(SET TASK): Some lines in the records below may hold the word "bibliotekoje"; give the number of those lines and nothing else.

(RECORDED INFORMATION):
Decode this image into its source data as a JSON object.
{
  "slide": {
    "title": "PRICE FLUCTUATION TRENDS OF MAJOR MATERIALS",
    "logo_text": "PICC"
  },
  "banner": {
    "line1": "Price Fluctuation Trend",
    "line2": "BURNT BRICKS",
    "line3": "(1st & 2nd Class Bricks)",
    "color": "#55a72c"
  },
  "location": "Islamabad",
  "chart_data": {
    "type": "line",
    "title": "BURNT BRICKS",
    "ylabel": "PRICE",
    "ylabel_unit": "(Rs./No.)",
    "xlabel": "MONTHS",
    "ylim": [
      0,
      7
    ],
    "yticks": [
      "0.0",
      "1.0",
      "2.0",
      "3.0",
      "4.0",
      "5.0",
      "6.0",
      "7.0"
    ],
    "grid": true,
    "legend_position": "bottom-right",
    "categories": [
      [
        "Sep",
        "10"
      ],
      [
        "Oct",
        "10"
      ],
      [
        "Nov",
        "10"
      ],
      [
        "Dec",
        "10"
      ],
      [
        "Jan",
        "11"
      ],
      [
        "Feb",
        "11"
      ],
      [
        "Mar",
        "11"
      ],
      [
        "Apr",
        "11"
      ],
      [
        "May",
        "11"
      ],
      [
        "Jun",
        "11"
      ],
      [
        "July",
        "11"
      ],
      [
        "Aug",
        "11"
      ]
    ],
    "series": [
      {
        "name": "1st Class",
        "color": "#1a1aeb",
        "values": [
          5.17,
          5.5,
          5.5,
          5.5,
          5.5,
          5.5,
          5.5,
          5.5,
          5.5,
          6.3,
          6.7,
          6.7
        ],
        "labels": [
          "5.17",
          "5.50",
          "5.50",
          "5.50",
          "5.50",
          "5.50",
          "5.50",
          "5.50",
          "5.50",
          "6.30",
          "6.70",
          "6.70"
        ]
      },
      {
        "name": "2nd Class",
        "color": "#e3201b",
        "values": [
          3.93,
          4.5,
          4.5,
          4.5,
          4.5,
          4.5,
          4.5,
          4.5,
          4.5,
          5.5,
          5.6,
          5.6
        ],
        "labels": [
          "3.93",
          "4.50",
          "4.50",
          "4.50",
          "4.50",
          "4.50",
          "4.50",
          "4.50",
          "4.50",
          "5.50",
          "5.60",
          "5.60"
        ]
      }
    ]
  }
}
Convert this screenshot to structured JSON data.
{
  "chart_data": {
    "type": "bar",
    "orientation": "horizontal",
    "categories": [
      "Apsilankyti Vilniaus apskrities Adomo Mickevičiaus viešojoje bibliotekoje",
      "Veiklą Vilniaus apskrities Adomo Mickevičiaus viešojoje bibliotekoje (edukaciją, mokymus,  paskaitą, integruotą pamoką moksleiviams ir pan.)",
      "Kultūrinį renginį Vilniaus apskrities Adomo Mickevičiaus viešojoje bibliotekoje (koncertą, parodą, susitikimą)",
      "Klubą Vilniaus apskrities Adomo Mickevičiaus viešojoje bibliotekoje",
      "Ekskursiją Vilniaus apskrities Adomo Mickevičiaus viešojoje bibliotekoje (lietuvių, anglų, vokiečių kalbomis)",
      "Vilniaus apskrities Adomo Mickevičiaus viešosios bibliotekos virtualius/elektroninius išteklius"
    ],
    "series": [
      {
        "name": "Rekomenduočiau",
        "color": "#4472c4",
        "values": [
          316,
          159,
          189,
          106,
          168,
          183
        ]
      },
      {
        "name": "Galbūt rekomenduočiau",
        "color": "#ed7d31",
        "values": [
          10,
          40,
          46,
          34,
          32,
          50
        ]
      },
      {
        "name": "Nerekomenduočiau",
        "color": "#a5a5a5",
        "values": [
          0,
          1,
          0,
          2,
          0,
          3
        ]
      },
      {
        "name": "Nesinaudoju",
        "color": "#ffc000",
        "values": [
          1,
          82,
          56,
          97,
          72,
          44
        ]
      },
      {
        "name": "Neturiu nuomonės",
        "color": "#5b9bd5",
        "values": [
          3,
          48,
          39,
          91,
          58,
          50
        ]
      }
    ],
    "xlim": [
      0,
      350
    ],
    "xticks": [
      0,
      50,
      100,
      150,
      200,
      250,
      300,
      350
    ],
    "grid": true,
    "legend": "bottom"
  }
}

(REPLY TO THE TASK): 5